***** DATASET ROWS

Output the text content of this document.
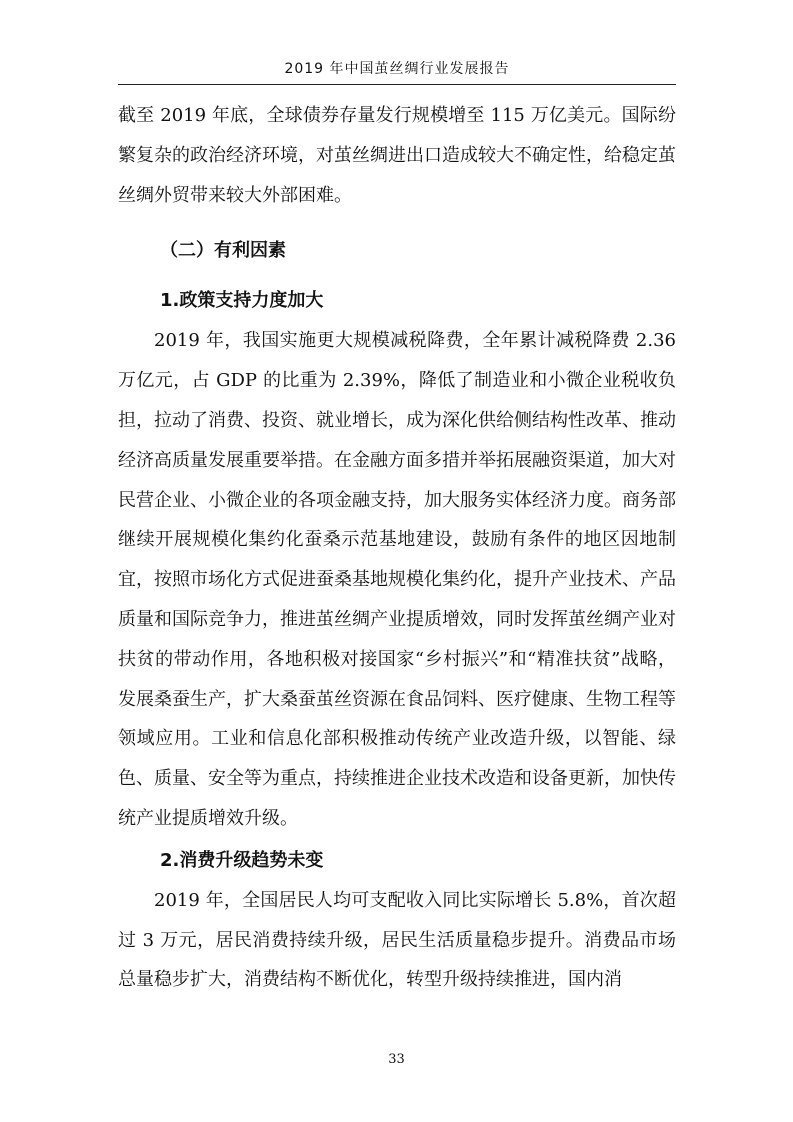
2019 年中国茧丝绸行业发展报告

截至 2019 年底，全球债券存量发行规模增至 115 万亿美元。国际纷繁复杂的政治经济环境，对茧丝绸进出口造成较大不确定性，给稳定茧丝绸外贸带来较大外部困难。

（二）有利因素
1.政策支持力度加大

2019 年，我国实施更大规模减税降费，全年累计减税降费 2.36 万亿元，占 GDP 的比重为 2.39%，降低了制造业和小微企业税收负担，拉动了消费、投资、就业增长，成为深化供给侧结构性改革、推动经济高质量发展重要举措。在金融方面多措并举拓展融资渠道，加大对民营企业、小微企业的各项金融支持，加大服务实体经济力度。商务部继续开展规模化集约化蚕桑示范基地建设，鼓励有条件的地区因地制宜，按照市场化方式促进蚕桑基地规模化集约化，提升产业技术、产品质量和国际竞争力，推进茧丝绸产业提质增效，同时发挥茧丝绸产业对扶贫的带动作用，各地积极对接国家“乡村振兴”和“精准扶贫”战略，发展桑蚕生产，扩大桑蚕茧丝资源在食品饲料、医疗健康、生物工程等领域应用。工业和信息化部积极推动传统产业改造升级，以智能、绿色、质量、安全等为重点，持续推进企业技术改造和设备更新，加快传统产业提质增效升级。

2.消费升级趋势未变

2019 年，全国居民人均可支配收入同比实际增长 5.8%，首次超过 3 万元，居民消费持续升级，居民生活质量稳步提升。消费品市场总量稳步扩大，消费结构不断优化，转型升级持续推进，国内消

33
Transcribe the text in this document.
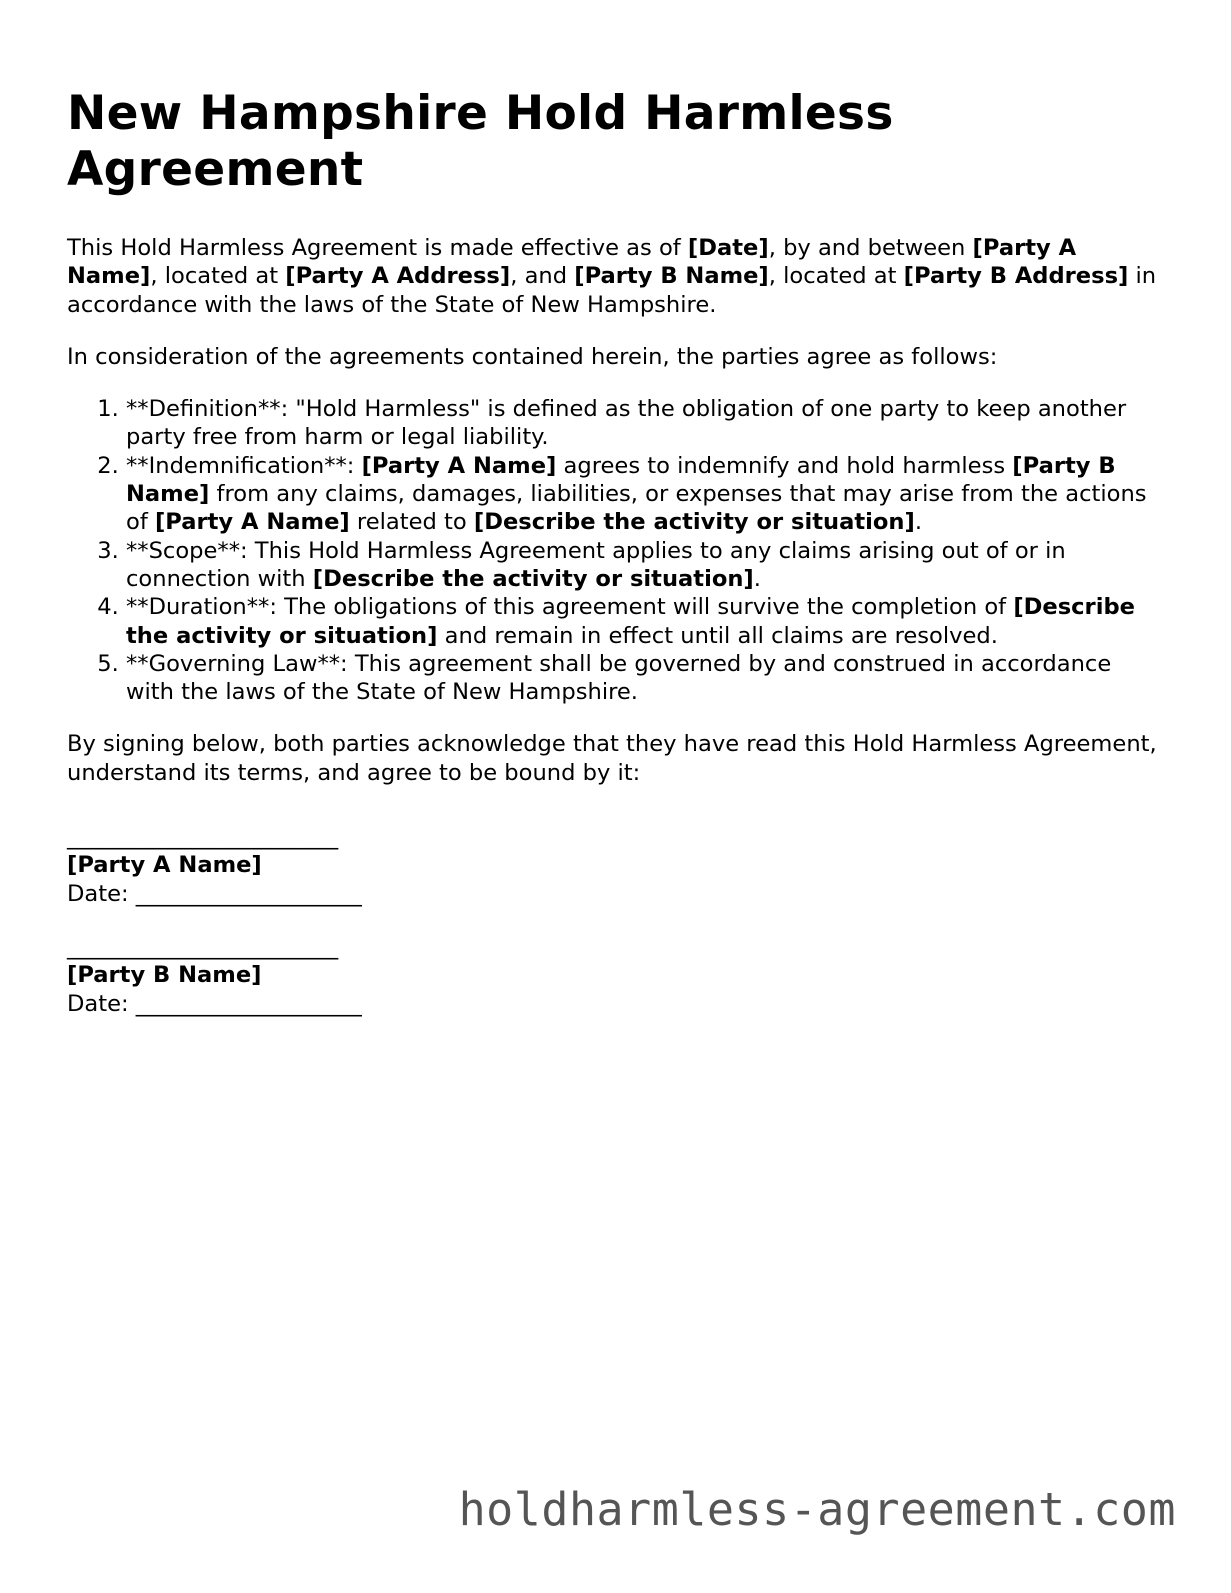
New Hampshire Hold Harmless Agreement

This Hold Harmless Agreement is made effective as of [Date], by and between [Party A Name], located at [Party A Address], and [Party B Name], located at [Party B Address] in accordance with the laws of the State of New Hampshire.

In consideration of the agreements contained herein, the parties agree as follows:

1. **Definition**: "Hold Harmless" is defined as the obligation of one party to keep another party free from harm or legal liability.
2. **Indemnification**: [Party A Name] agrees to indemnify and hold harmless [Party B Name] from any claims, damages, liabilities, or expenses that may arise from the actions of [Party A Name] related to [Describe the activity or situation].
3. **Scope**: This Hold Harmless Agreement applies to any claims arising out of or in connection with [Describe the activity or situation].
4. **Duration**: The obligations of this agreement will survive the completion of [Describe the activity or situation] and remain in effect until all claims are resolved.
5. **Governing Law**: This agreement shall be governed by and construed in accordance with the laws of the State of New Hampshire.

By signing below, both parties acknowledge that they have read this Hold Harmless Agreement, understand its terms, and agree to be bound by it:

________________________
[Party A Name]
Date: ____________________
________________________
[Party B Name]
Date: ____________________
holdharmless-agreement.com
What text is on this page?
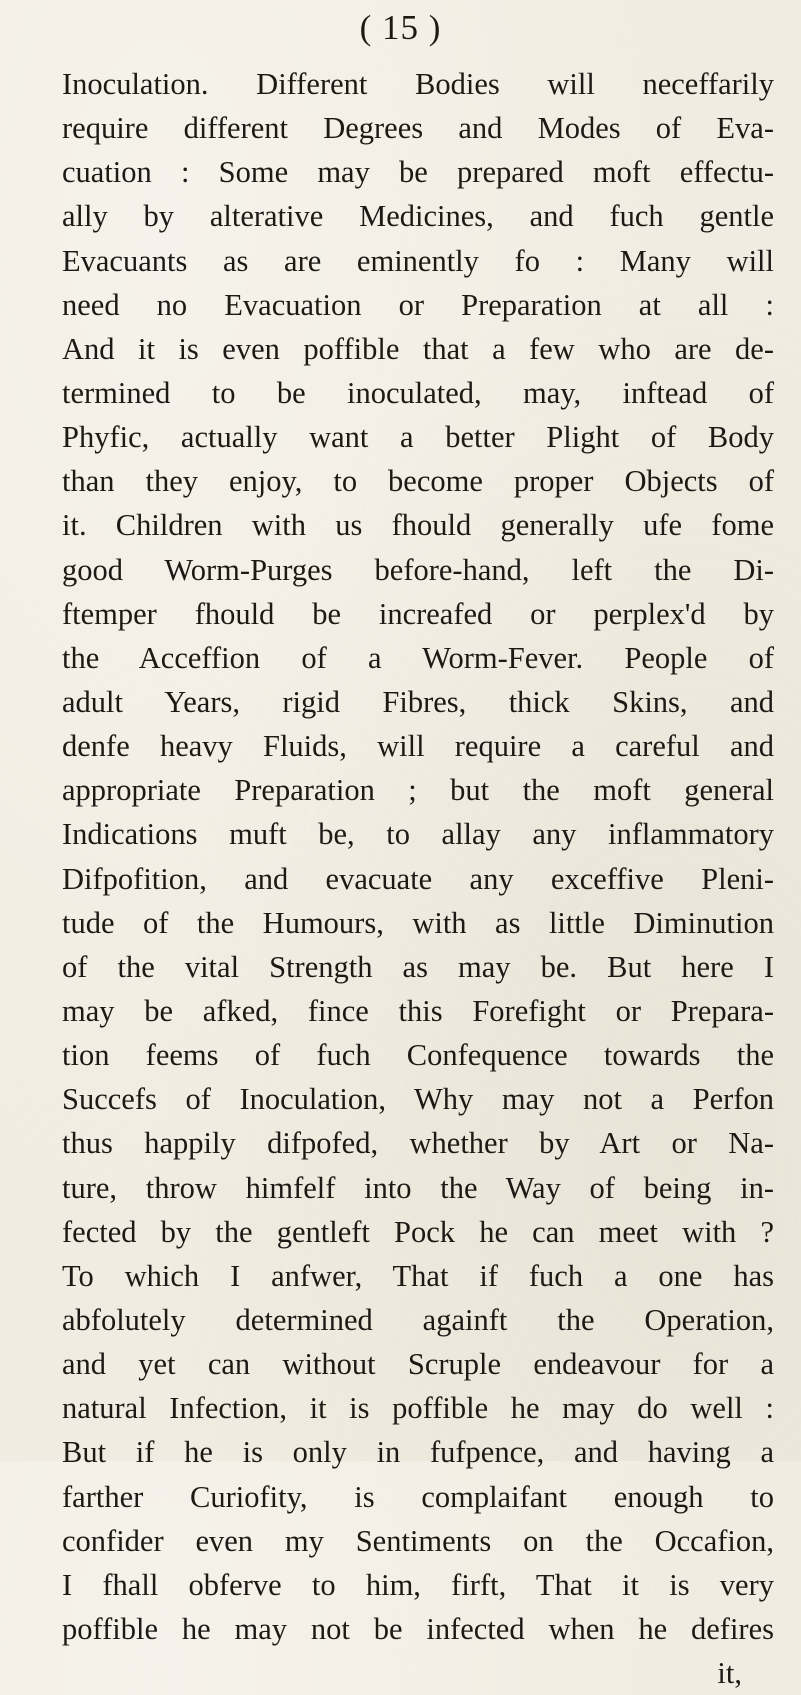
( 15 )
Inoculation. Different Bodies will neceffarily
require different Degrees and Modes of Eva-
cuation : Some may be prepared moft effectu-
ally by alterative Medicines, and fuch gentle
Evacuants as are eminently fo : Many will
need no Evacuation or Preparation at all :
And it is even poffible that a few who are de-
termined to be inoculated, may, inftead of
Phyfic, actually want a better Plight of Body
than they enjoy, to become proper Objects of
it. Children with us fhould generally ufe fome
good Worm-Purges before-hand, left the Di-
ftemper fhould be increafed or perplex'd by
the Acceffion of a Worm-Fever. People of
adult Years, rigid Fibres, thick Skins, and
denfe heavy Fluids, will require a careful and
appropriate Preparation ; but the moft general
Indications muft be, to allay any inflammatory
Difpofition, and evacuate any exceffive Pleni-
tude of the Humours, with as little Diminution
of the vital Strength as may be. But here I
may be afked, fince this Forefight or Prepara-
tion feems of fuch Confequence towards the
Succefs of Inoculation, Why may not a Perfon
thus happily difpofed, whether by Art or Na-
ture, throw himfelf into the Way of being in-
fected by the gentleft Pock he can meet with ?
To which I anfwer, That if fuch a one has
abfolutely determined againft the Operation,
and yet can without Scruple endeavour for a
natural Infection, it is poffible he may do well :
But if he is only in fufpence, and having a
farther Curiofity, is complaifant enough to
confider even my Sentiments on the Occafion,
I fhall obferve to him, firft, That it is very
poffible he may not be infected when he defires
it,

**********

- **EXERCISE**
Copy each line exactly, and leave the pictures out of your copy.

- **TASK RESULT**
Output the text content of this document.
2019 年中国茧丝绸行业发展报告

截至 2019 年底，全球债券存量发行规模增至 115 万亿美元。国际纷繁复杂的政治经济环境，对茧丝绸进出口造成较大不确定性，给稳定茧丝绸外贸带来较大外部困难。

（二）有利因素
1.政策支持力度加大

2019 年，我国实施更大规模减税降费，全年累计减税降费 2.36 万亿元，占 GDP 的比重为 2.39%，降低了制造业和小微企业税收负担，拉动了消费、投资、就业增长，成为深化供给侧结构性改革、推动经济高质量发展重要举措。在金融方面多措并举拓展融资渠道，加大对民营企业、小微企业的各项金融支持，加大服务实体经济力度。商务部继续开展规模化集约化蚕桑示范基地建设，鼓励有条件的地区因地制宜，按照市场化方式促进蚕桑基地规模化集约化，提升产业技术、产品质量和国际竞争力，推进茧丝绸产业提质增效，同时发挥茧丝绸产业对扶贫的带动作用，各地积极对接国家“乡村振兴”和“精准扶贫”战略，发展桑蚕生产，扩大桑蚕茧丝资源在食品饲料、医疗健康、生物工程等领域应用。工业和信息化部积极推动传统产业改造升级，以智能、绿色、质量、安全等为重点，持续推进企业技术改造和设备更新，加快传统产业提质增效升级。

2.消费升级趋势未变

2019 年，全国居民人均可支配收入同比实际增长 5.8%，首次超过 3 万元，居民消费持续升级，居民生活质量稳步提升。消费品市场总量稳步扩大，消费结构不断优化，转型升级持续推进，国内消

33
Transcribe the text in this document.
New Hampshire Hold Harmless Agreement

This Hold Harmless Agreement is made effective as of [Date], by and between [Party A Name], located at [Party A Address], and [Party B Name], located at [Party B Address] in accordance with the laws of the State of New Hampshire.

In consideration of the agreements contained herein, the parties agree as follows:

1. **Definition**: "Hold Harmless" is defined as the obligation of one party to keep another party free from harm or legal liability.
2. **Indemnification**: [Party A Name] agrees to indemnify and hold harmless [Party B Name] from any claims, damages, liabilities, or expenses that may arise from the actions of [Party A Name] related to [Describe the activity or situation].
3. **Scope**: This Hold Harmless Agreement applies to any claims arising out of or in connection with [Describe the activity or situation].
4. **Duration**: The obligations of this agreement will survive the completion of [Describe the activity or situation] and remain in effect until all claims are resolved.
5. **Governing Law**: This agreement shall be governed by and construed in accordance with the laws of the State of New Hampshire.

By signing below, both parties acknowledge that they have read this Hold Harmless Agreement, understand its terms, and agree to be bound by it:

________________________
[Party A Name]
Date: ____________________
________________________
[Party B Name]
Date: ____________________
holdharmless-agreement.com
What text is on this page?
( 15 )
Inoculation. Different Bodies will neceffarily
require different Degrees and Modes of Eva-
cuation : Some may be prepared moft effectu-
ally by alterative Medicines, and fuch gentle
Evacuants as are eminently fo : Many will
need no Evacuation or Preparation at all :
And it is even poffible that a few who are de-
termined to be inoculated, may, inftead of
Phyfic, actually want a better Plight of Body
than they enjoy, to become proper Objects of
it. Children with us fhould generally ufe fome
good Worm-Purges before-hand, left the Di-
ftemper fhould be increafed or perplex'd by
the Acceffion of a Worm-Fever. People of
adult Years, rigid Fibres, thick Skins, and
denfe heavy Fluids, will require a careful and
appropriate Preparation ; but the moft general
Indications muft be, to allay any inflammatory
Difpofition, and evacuate any exceffive Pleni-
tude of the Humours, with as little Diminution
of the vital Strength as may be. But here I
may be afked, fince this Forefight or Prepara-
tion feems of fuch Confequence towards the
Succefs of Inoculation, Why may not a Perfon
thus happily difpofed, whether by Art or Na-
ture, throw himfelf into the Way of being in-
fected by the gentleft Pock he can meet with ?
To which I anfwer, That if fuch a one has
abfolutely determined againft the Operation,
and yet can without Scruple endeavour for a
natural Infection, it is poffible he may do well :
But if he is only in fufpence, and having a
farther Curiofity, is complaifant enough to
confider even my Sentiments on the Occafion,
I fhall obferve to him, firft, That it is very
poffible he may not be infected when he defires
it,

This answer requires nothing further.